§ **TASK TO CARRY OUT**: From the data below, copy out every line in which the word "eller" occurs.

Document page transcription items
==================================================

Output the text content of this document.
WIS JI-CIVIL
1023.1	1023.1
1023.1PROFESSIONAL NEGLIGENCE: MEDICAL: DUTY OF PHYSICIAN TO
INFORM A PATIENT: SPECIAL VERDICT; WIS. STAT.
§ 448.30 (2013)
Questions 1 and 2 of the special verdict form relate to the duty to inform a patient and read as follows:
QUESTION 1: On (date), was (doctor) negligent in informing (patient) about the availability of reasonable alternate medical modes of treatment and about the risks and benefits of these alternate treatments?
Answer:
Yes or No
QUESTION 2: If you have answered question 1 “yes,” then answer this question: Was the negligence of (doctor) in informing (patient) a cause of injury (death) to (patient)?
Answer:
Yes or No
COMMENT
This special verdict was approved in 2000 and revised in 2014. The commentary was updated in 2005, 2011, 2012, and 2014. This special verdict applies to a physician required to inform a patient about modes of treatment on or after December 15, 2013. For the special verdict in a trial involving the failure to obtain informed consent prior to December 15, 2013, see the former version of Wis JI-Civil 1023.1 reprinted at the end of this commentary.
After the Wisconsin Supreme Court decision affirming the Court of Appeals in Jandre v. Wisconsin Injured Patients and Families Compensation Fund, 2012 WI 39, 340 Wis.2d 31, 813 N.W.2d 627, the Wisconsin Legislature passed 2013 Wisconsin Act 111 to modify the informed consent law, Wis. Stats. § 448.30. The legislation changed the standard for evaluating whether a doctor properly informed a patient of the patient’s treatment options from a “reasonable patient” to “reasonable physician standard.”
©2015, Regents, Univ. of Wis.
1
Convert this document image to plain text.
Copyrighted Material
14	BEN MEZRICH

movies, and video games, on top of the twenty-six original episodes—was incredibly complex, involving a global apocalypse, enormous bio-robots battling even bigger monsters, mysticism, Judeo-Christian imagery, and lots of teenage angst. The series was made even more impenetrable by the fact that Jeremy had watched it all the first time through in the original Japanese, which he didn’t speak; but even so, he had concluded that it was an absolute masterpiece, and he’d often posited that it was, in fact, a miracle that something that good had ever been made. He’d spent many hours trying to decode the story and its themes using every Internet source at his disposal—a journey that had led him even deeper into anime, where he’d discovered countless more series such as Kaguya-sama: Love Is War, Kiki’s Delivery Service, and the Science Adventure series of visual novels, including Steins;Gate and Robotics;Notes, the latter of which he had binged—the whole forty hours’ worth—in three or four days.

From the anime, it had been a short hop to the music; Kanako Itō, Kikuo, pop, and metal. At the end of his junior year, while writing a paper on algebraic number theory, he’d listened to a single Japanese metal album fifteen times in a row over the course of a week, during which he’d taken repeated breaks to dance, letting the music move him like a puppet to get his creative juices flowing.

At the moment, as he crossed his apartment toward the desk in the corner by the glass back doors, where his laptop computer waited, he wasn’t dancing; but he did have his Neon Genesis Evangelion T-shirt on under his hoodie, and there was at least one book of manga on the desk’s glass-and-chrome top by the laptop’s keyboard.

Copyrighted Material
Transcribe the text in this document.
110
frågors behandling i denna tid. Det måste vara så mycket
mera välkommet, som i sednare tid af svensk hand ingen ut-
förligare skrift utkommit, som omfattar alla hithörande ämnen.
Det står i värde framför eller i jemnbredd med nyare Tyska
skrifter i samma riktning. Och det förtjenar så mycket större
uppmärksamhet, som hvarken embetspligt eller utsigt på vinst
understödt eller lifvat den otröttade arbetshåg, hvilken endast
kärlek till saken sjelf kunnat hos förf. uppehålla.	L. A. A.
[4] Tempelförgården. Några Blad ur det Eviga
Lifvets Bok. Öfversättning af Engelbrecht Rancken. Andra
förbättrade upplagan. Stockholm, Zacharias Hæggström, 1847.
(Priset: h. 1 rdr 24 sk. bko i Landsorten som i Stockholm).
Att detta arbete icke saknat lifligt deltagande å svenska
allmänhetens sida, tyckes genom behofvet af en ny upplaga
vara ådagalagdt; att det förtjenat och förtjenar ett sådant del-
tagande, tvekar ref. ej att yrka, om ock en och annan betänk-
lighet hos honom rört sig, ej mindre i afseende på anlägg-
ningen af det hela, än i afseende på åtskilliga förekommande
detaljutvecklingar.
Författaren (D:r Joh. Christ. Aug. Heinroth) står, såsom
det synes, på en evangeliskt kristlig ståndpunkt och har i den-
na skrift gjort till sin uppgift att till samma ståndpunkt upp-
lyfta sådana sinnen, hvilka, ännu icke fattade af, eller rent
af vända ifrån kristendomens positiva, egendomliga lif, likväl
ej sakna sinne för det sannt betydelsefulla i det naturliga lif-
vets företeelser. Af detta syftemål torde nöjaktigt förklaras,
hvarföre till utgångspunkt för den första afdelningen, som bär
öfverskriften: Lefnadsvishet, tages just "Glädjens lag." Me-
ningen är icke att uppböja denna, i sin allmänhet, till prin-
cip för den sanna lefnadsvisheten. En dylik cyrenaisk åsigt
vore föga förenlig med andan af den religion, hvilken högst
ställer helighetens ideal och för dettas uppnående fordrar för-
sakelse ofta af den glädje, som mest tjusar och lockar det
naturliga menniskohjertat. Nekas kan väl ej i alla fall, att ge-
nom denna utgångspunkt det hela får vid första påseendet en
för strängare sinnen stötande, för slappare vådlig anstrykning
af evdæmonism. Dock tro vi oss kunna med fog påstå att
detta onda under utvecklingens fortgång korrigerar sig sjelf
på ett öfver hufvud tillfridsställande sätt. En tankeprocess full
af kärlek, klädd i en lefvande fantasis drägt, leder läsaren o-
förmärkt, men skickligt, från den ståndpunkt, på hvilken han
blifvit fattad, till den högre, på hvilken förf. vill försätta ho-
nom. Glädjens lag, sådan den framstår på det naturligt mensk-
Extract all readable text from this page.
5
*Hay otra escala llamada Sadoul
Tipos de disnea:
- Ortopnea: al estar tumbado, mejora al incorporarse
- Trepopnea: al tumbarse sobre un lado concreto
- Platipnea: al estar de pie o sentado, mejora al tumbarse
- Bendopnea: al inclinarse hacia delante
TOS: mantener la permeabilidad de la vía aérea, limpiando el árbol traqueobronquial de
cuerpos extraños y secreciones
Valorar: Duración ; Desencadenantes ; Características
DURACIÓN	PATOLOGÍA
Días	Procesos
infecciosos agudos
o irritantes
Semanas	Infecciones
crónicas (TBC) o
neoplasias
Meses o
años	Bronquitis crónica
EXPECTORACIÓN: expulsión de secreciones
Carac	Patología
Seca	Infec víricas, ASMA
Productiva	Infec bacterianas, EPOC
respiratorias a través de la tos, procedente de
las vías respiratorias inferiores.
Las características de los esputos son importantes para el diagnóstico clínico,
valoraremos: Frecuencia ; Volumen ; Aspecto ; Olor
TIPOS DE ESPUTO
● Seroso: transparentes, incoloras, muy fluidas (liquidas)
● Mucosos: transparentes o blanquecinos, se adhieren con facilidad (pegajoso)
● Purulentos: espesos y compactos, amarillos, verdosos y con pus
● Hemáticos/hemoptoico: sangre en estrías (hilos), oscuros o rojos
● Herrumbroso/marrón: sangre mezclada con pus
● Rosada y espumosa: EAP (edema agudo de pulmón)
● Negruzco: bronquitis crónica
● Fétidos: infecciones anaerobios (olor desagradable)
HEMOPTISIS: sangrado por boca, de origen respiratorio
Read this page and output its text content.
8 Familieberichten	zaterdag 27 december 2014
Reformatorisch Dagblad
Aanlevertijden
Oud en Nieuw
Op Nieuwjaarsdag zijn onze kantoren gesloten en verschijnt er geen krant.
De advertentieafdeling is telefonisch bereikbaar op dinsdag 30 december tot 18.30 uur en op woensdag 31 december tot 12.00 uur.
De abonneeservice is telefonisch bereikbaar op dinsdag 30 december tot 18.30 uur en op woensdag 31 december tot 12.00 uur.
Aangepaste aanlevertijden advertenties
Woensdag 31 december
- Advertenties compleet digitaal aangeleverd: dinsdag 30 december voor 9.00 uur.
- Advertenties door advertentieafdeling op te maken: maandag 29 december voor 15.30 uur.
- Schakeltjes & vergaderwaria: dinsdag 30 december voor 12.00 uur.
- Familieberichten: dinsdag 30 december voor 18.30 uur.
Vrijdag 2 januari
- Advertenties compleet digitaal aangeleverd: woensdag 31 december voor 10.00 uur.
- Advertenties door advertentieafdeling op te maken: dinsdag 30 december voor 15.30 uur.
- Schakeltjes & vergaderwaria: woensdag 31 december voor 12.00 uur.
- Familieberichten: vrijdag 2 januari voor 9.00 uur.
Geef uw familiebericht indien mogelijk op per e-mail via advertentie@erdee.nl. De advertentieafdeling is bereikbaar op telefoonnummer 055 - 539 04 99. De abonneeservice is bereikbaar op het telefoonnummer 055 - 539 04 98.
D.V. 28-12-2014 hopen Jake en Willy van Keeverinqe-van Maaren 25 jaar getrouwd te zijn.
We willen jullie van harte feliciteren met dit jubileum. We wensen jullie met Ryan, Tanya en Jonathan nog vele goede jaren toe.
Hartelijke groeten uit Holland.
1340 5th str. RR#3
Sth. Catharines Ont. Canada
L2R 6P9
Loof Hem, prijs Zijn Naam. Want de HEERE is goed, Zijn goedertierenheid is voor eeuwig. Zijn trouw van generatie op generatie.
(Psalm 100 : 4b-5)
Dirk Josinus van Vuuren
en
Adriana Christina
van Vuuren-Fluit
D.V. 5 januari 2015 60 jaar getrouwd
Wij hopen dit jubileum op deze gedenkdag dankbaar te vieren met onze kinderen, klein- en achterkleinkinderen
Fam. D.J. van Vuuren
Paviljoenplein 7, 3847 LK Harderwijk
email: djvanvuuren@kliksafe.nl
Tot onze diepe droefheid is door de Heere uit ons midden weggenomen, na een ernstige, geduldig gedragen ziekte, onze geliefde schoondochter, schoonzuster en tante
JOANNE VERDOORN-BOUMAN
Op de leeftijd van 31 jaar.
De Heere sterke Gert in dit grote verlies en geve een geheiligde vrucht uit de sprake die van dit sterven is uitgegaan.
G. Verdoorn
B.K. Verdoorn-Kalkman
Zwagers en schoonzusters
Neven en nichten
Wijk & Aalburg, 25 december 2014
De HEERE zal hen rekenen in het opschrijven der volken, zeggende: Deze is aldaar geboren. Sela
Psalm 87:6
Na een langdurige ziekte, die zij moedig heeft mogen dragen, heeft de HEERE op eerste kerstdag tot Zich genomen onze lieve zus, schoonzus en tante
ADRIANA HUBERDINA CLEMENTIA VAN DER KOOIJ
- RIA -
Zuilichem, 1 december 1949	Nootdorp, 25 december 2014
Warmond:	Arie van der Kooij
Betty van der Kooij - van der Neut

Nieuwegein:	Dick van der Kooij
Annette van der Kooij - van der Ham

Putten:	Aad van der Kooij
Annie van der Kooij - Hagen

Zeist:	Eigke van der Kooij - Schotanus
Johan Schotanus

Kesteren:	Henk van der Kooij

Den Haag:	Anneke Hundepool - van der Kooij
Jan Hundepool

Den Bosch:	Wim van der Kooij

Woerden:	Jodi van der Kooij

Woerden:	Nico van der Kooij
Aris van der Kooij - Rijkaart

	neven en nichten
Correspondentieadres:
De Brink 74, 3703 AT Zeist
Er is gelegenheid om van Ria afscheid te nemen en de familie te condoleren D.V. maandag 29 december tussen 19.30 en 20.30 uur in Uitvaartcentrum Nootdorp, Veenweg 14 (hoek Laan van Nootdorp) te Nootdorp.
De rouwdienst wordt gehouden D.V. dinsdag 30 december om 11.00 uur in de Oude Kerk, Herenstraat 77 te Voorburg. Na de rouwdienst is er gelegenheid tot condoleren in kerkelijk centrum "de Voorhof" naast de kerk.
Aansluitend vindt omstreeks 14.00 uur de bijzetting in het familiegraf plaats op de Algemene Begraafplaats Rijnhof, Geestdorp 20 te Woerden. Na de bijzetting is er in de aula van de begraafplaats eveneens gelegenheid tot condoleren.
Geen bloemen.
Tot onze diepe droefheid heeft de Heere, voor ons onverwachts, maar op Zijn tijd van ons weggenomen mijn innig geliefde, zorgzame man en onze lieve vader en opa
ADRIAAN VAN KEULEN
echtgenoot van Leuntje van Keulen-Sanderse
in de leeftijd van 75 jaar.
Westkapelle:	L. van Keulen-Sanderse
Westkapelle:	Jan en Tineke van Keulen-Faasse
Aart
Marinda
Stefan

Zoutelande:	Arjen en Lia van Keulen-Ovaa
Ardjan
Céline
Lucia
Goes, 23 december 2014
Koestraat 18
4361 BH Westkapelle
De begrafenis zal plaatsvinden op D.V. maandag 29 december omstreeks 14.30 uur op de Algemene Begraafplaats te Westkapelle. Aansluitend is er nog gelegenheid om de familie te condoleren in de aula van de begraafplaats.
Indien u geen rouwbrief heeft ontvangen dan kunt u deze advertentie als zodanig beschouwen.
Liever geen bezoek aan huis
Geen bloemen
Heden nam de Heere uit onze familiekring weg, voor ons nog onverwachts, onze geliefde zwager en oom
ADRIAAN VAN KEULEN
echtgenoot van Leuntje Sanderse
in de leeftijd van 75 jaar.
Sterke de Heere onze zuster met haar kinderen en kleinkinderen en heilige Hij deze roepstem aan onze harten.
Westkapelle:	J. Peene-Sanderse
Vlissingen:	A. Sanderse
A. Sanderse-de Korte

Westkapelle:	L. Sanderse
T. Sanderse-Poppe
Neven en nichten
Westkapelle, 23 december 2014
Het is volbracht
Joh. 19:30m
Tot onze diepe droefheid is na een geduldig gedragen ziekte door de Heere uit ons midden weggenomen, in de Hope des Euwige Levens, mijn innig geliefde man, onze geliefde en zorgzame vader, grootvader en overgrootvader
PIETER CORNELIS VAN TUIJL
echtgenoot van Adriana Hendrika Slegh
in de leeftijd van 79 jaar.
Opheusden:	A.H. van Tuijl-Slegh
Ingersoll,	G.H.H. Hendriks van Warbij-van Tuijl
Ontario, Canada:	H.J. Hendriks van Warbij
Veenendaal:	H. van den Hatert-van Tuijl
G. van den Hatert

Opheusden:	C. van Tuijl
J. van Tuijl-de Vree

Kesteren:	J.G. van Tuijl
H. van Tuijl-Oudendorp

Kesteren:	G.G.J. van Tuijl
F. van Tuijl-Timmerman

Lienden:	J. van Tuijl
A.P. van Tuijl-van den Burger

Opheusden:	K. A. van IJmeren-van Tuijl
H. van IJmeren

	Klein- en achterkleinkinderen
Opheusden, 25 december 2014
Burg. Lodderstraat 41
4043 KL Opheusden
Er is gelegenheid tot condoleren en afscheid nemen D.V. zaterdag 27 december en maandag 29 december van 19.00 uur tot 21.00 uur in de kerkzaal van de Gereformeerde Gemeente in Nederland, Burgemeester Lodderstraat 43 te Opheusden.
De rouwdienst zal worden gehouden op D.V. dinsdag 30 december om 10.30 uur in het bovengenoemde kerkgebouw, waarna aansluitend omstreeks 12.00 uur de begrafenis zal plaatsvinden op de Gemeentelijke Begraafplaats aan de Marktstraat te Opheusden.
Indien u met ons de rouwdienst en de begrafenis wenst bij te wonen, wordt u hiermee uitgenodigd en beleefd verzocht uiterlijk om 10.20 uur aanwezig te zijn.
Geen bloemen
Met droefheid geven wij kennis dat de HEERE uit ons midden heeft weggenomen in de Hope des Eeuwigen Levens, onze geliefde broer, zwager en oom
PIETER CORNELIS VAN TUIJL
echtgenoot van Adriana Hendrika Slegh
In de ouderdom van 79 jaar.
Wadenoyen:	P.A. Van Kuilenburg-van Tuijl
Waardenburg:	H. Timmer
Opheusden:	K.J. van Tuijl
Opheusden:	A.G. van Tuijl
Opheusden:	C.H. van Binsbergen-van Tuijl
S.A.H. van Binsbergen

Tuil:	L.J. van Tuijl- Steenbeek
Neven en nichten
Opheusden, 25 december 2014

==================================================

§ **RESULT OF THE EXERCISE**:
Det står i värde framför eller i jemnbredd med nyare Tyska
uppmärksamhet, som hvarken embetspligt eller utsigt på vinst
understödt eller lifvat den otröttade arbetshåg, hvilken endast
lyfta sådana sinnen, hvilka, ännu icke fattade af, eller rent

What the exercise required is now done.